• Short exercise:
Extract the text of every entry below exactly; leave images out.

• Data section:
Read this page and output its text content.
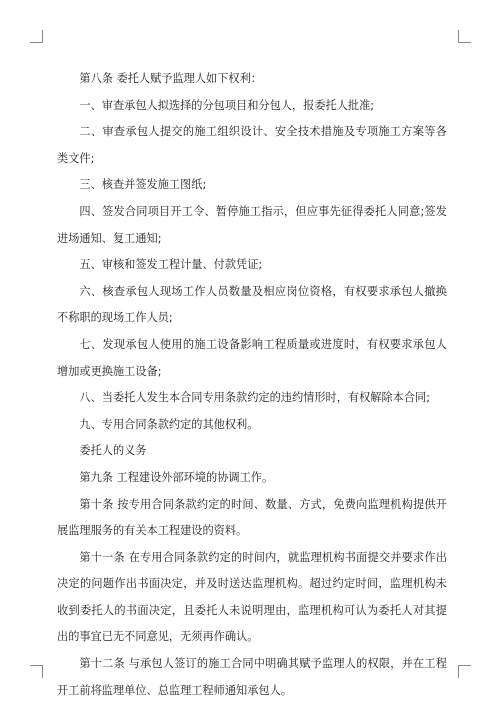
第八条 委托人赋予监理人如下权利：

一、审查承包人拟选择的分包项目和分包人，报委托人批准;

二、审查承包人提交的施工组织设计、安全技术措施及专项施工方案等各类文件;

三、核查并签发施工图纸;

四、签发合同项目开工令、暂停施工指示，但应事先征得委托人同意;签发进场通知、复工通知;

五、审核和签发工程计量、付款凭证;

六、核查承包人现场工作人员数量及相应岗位资格，有权要求承包人撤换不称职的现场工作人员;

七、发现承包人使用的施工设备影响工程质量或进度时，有权要求承包人增加或更换施工设备;

八、当委托人发生本合同专用条款约定的违约情形时，有权解除本合同;

九、专用合同条款约定的其他权利。

委托人的义务

第九条 工程建设外部环境的协调工作。

第十条 按专用合同条款约定的时间、数量、方式，免费向监理机构提供开展监理服务的有关本工程建设的资料。

第十一条 在专用合同条款约定的时间内，就监理机构书面提交并要求作出决定的问题作出书面决定，并及时送达监理机构。超过约定时间，监理机构未收到委托人的书面决定，且委托人未说明理由，监理机构可认为委托人对其提出的事宜已无不同意见，无须再作确认。

第十二条 与承包人签订的施工合同中明确其赋予监理人的权限，并在工程开工前将监理单位、总监理工程师通知承包人。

• Finished exercise:
Read this page and output its text content.
第八条 委托人赋予监理人如下权利：

一、审查承包人拟选择的分包项目和分包人，报委托人批准;

二、审查承包人提交的施工组织设计、安全技术措施及专项施工方案等各类文件;

三、核查并签发施工图纸;

四、签发合同项目开工令、暂停施工指示，但应事先征得委托人同意;签发进场通知、复工通知;

五、审核和签发工程计量、付款凭证;

六、核查承包人现场工作人员数量及相应岗位资格，有权要求承包人撤换不称职的现场工作人员;

七、发现承包人使用的施工设备影响工程质量或进度时，有权要求承包人增加或更换施工设备;

八、当委托人发生本合同专用条款约定的违约情形时，有权解除本合同;

九、专用合同条款约定的其他权利。

委托人的义务

第九条 工程建设外部环境的协调工作。

第十条 按专用合同条款约定的时间、数量、方式，免费向监理机构提供开展监理服务的有关本工程建设的资料。

第十一条 在专用合同条款约定的时间内，就监理机构书面提交并要求作出决定的问题作出书面决定，并及时送达监理机构。超过约定时间，监理机构未收到委托人的书面决定，且委托人未说明理由，监理机构可认为委托人对其提出的事宜已无不同意见，无须再作确认。

第十二条 与承包人签订的施工合同中明确其赋予监理人的权限，并在工程开工前将监理单位、总监理工程师通知承包人。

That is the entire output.